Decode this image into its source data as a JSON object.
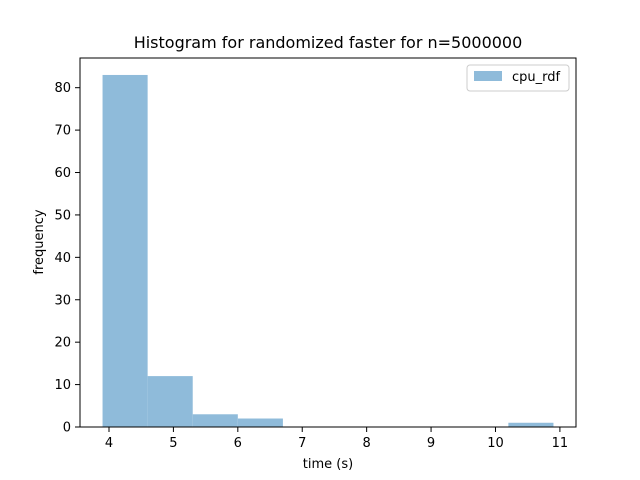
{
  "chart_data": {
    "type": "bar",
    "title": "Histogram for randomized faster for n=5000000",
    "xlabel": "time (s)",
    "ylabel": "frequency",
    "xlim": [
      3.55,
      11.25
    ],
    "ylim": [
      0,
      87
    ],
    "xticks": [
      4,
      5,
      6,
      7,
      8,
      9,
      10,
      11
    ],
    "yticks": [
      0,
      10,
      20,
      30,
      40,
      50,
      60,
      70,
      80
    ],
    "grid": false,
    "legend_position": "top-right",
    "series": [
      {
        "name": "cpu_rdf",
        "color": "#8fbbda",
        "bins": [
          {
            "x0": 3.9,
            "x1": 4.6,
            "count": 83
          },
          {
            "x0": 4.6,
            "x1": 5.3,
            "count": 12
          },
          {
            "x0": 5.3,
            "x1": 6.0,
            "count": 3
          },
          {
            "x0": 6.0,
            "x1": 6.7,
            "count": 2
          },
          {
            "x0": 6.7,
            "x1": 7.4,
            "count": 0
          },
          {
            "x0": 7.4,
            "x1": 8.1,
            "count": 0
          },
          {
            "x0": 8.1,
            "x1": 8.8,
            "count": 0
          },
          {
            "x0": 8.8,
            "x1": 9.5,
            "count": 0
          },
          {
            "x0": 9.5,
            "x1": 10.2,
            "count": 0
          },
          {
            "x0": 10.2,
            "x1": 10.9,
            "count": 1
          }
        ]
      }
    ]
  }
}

» Exercise requirements:
The records above are to be restated exactly, without their pictures.

» Result for this task:
Decode this image into its source data as a JSON object.
{
  "chart_data": {
    "type": "bar",
    "title": "Histogram for randomized faster for n=5000000",
    "xlabel": "time (s)",
    "ylabel": "frequency",
    "xlim": [
      3.55,
      11.25
    ],
    "ylim": [
      0,
      87
    ],
    "xticks": [
      4,
      5,
      6,
      7,
      8,
      9,
      10,
      11
    ],
    "yticks": [
      0,
      10,
      20,
      30,
      40,
      50,
      60,
      70,
      80
    ],
    "grid": false,
    "legend_position": "top-right",
    "series": [
      {
        "name": "cpu_rdf",
        "color": "#8fbbda",
        "bins": [
          {
            "x0": 3.9,
            "x1": 4.6,
            "count": 83
          },
          {
            "x0": 4.6,
            "x1": 5.3,
            "count": 12
          },
          {
            "x0": 5.3,
            "x1": 6.0,
            "count": 3
          },
          {
            "x0": 6.0,
            "x1": 6.7,
            "count": 2
          },
          {
            "x0": 6.7,
            "x1": 7.4,
            "count": 0
          },
          {
            "x0": 7.4,
            "x1": 8.1,
            "count": 0
          },
          {
            "x0": 8.1,
            "x1": 8.8,
            "count": 0
          },
          {
            "x0": 8.8,
            "x1": 9.5,
            "count": 0
          },
          {
            "x0": 9.5,
            "x1": 10.2,
            "count": 0
          },
          {
            "x0": 10.2,
            "x1": 10.9,
            "count": 1
          }
        ]
      }
    ]
  }
}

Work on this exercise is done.